-- Rows --
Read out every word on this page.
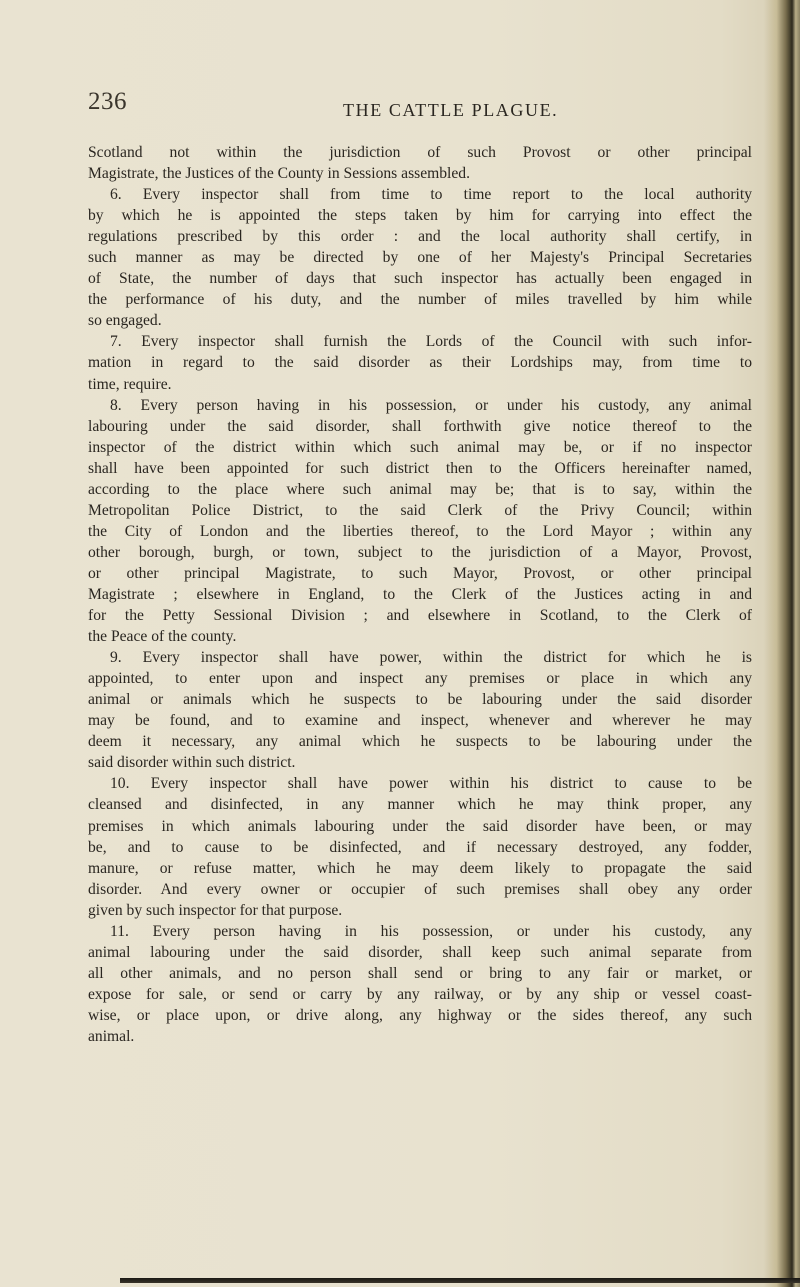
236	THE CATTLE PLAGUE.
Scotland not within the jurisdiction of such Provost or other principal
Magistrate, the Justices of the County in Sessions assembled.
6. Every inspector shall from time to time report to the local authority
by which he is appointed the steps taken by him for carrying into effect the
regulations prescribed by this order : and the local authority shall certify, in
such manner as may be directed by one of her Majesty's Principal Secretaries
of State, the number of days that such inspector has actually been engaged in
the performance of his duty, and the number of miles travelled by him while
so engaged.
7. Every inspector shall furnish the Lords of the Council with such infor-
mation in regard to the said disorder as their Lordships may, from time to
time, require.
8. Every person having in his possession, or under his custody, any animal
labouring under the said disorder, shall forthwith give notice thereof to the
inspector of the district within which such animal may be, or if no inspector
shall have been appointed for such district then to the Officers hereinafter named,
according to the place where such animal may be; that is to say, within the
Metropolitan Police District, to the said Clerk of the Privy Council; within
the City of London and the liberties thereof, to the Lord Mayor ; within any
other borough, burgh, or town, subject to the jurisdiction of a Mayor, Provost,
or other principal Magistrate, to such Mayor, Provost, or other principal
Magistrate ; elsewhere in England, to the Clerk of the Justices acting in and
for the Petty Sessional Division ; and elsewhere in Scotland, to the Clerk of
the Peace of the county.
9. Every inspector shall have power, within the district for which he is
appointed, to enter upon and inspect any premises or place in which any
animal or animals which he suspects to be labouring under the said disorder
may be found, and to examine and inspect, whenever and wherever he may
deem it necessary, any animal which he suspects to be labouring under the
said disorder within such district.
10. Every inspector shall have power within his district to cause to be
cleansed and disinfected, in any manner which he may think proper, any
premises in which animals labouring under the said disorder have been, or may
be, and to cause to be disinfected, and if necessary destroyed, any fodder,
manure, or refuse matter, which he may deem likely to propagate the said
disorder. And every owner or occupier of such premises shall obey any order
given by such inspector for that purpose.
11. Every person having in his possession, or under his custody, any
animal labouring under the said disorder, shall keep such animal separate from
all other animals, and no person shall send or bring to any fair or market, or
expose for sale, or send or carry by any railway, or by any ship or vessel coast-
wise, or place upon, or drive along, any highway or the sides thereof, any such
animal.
...
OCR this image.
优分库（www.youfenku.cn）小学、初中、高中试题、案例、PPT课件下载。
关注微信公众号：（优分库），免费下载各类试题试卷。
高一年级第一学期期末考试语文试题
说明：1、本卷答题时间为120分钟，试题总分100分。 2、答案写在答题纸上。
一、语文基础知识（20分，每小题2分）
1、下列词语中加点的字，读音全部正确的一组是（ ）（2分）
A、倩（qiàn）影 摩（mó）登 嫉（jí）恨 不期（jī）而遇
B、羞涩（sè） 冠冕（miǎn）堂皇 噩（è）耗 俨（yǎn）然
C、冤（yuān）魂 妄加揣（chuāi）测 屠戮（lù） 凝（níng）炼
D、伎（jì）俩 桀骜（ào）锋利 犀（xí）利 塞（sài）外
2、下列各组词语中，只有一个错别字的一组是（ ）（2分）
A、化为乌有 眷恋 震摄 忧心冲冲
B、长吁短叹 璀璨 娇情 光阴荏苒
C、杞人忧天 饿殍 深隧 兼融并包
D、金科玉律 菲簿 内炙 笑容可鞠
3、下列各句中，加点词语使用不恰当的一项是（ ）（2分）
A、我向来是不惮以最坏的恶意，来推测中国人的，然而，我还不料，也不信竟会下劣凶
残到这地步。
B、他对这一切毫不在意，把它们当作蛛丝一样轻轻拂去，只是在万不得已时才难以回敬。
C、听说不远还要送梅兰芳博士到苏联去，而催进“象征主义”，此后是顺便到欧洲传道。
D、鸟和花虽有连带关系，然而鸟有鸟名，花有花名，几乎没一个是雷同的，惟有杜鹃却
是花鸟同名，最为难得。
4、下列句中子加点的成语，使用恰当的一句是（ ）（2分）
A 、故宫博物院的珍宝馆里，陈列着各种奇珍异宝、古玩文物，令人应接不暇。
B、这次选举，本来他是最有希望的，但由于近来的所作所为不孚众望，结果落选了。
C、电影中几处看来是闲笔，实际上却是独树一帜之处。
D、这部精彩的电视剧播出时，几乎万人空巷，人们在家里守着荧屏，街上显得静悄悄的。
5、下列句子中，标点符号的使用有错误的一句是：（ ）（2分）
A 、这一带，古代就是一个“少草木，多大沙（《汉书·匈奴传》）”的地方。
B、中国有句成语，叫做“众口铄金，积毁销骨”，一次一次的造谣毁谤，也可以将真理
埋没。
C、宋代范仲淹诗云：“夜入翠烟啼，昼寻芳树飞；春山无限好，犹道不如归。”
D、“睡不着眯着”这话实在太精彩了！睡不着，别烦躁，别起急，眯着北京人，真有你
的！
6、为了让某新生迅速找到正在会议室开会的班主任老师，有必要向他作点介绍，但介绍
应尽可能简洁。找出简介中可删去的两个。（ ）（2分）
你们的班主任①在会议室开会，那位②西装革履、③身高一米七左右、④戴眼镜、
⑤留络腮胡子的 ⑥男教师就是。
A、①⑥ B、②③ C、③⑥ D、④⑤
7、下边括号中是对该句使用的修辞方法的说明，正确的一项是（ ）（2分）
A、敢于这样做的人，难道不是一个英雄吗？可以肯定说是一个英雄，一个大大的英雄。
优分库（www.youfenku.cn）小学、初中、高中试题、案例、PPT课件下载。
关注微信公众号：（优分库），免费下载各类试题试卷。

-- What you have to do --
Identify each line holding the string "person", and copy it out.

-- Worked solution --
8. Every person having in his possession, or under his custody, any animal
11. Every person having in his possession, or under his custody, any
all other animals, and no person shall send or bring to any fair or market, or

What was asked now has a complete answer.